>> BEGIN

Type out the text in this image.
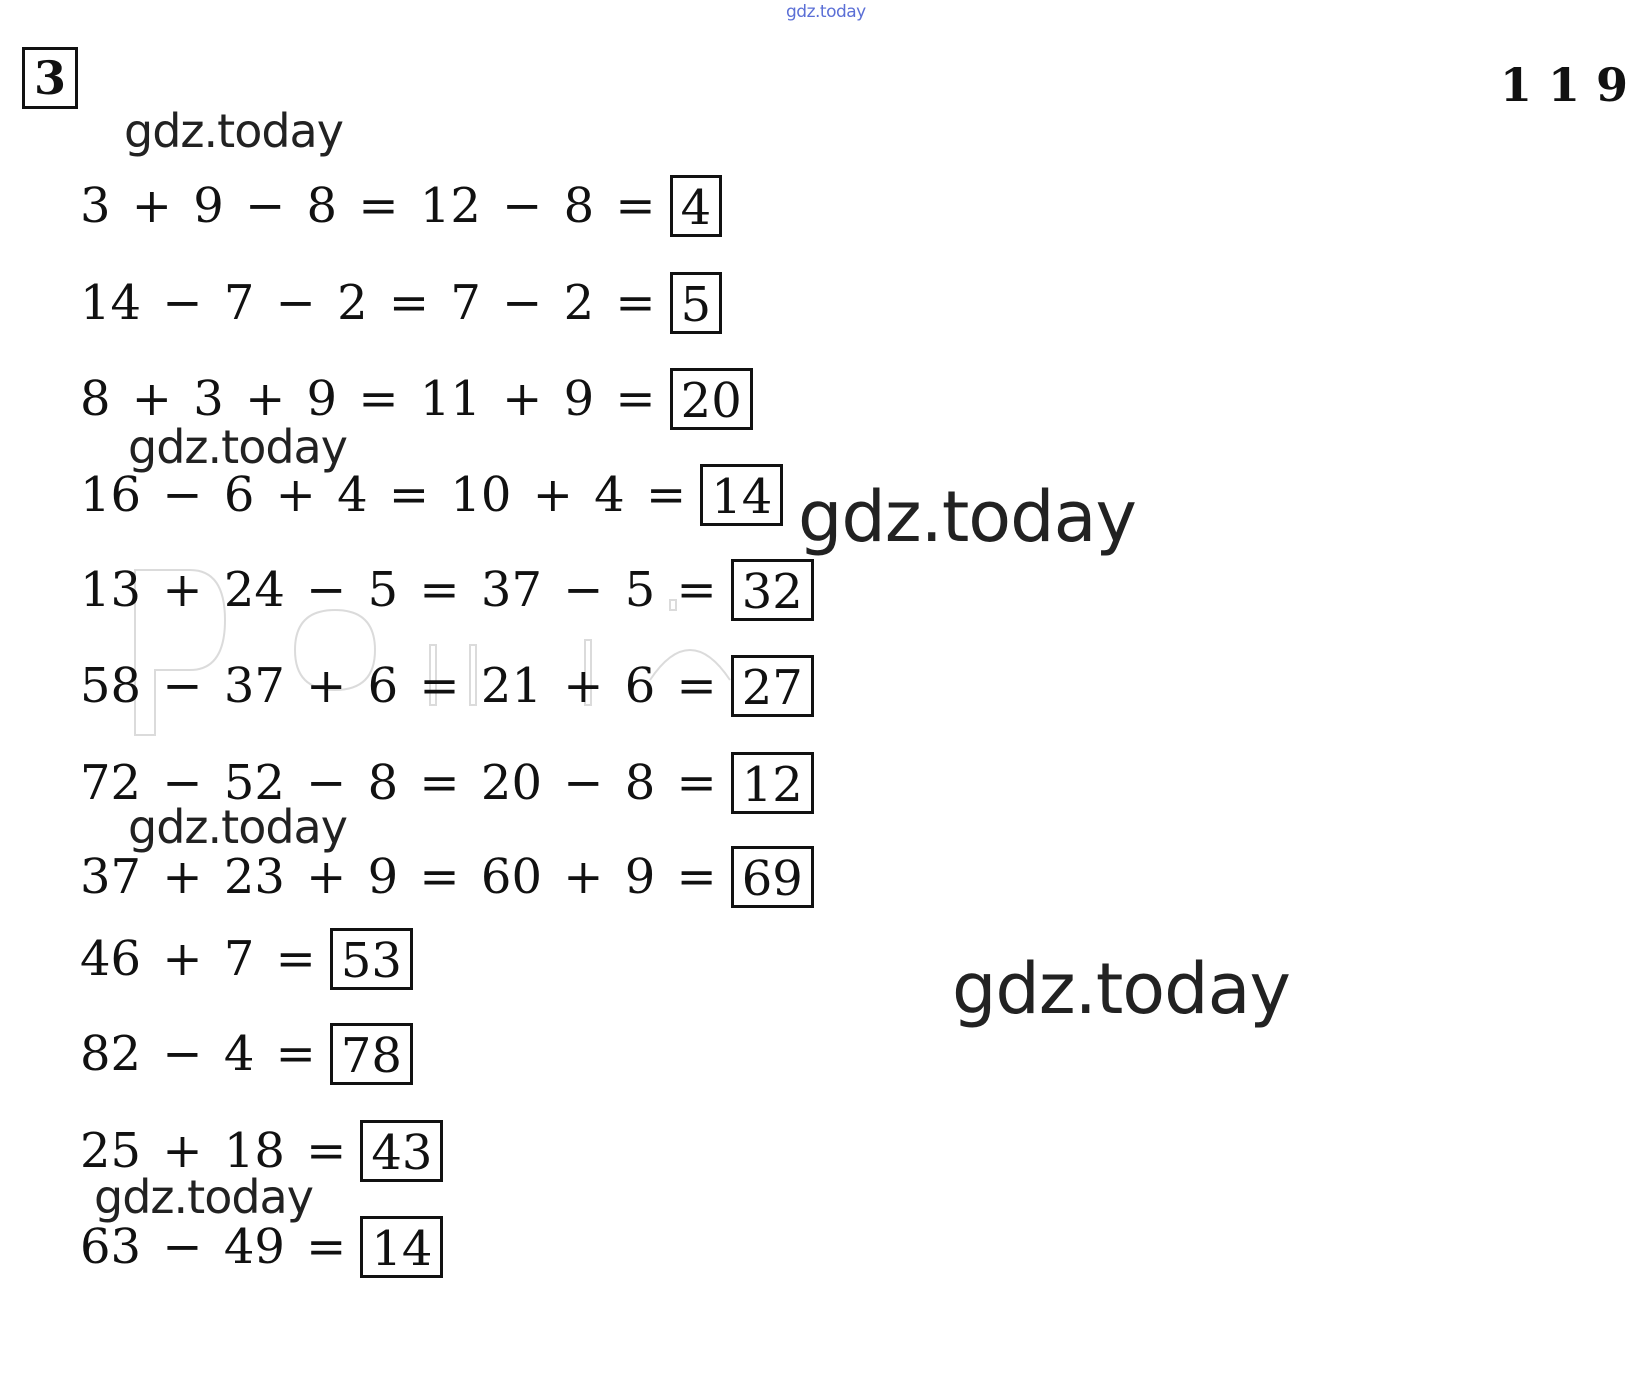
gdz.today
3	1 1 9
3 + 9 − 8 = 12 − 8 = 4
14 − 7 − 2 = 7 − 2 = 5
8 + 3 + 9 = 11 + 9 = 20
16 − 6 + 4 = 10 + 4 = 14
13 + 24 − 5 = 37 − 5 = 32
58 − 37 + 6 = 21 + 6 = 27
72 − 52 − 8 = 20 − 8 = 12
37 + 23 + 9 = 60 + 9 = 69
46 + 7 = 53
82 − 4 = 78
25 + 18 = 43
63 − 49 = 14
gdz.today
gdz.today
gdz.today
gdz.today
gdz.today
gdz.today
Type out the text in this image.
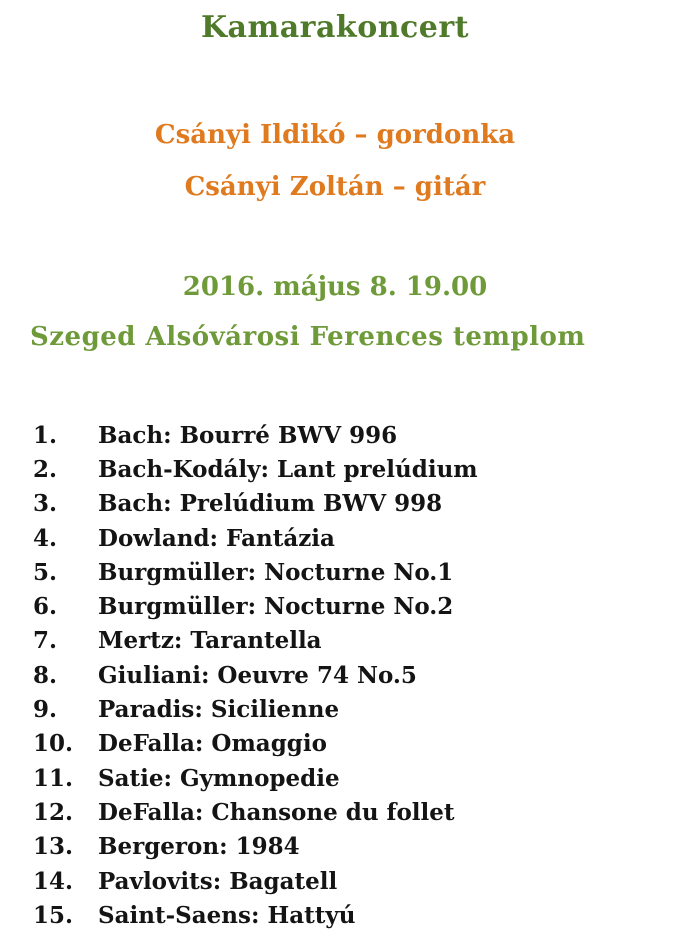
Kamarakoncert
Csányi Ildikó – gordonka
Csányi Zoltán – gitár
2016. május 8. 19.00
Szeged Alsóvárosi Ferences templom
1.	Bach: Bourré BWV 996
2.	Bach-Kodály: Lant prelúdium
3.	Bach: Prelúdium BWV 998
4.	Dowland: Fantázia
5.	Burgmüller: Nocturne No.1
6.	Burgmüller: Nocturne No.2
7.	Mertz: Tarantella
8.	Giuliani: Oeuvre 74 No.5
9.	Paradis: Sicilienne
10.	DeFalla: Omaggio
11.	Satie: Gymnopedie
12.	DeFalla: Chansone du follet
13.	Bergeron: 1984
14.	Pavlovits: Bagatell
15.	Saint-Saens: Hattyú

>> END

## Given problem
Each record should be quoted exactly, with the images omitted.

## Written answer
Type out the text in this image.
gdz.today
3	1 1 9
3 + 9 − 8 = 12 − 8 = 4
14 − 7 − 2 = 7 − 2 = 5
8 + 3 + 9 = 11 + 9 = 20
16 − 6 + 4 = 10 + 4 = 14
13 + 24 − 5 = 37 − 5 = 32
58 − 37 + 6 = 21 + 6 = 27
72 − 52 − 8 = 20 − 8 = 12
37 + 23 + 9 = 60 + 9 = 69
46 + 7 = 53
82 − 4 = 78
25 + 18 = 43
63 − 49 = 14
gdz.today
gdz.today
gdz.today
gdz.today
gdz.today
gdz.today
Type out the text in this image.
Kamarakoncert
Csányi Ildikó – gordonka
Csányi Zoltán – gitár
2016. május 8. 19.00
Szeged Alsóvárosi Ferences templom
1.	Bach: Bourré BWV 996
2.	Bach-Kodály: Lant prelúdium
3.	Bach: Prelúdium BWV 998
4.	Dowland: Fantázia
5.	Burgmüller: Nocturne No.1
6.	Burgmüller: Nocturne No.2
7.	Mertz: Tarantella
8.	Giuliani: Oeuvre 74 No.5
9.	Paradis: Sicilienne
10.	DeFalla: Omaggio
11.	Satie: Gymnopedie
12.	DeFalla: Chansone du follet
13.	Bergeron: 1984
14.	Pavlovits: Bagatell
15.	Saint-Saens: Hattyú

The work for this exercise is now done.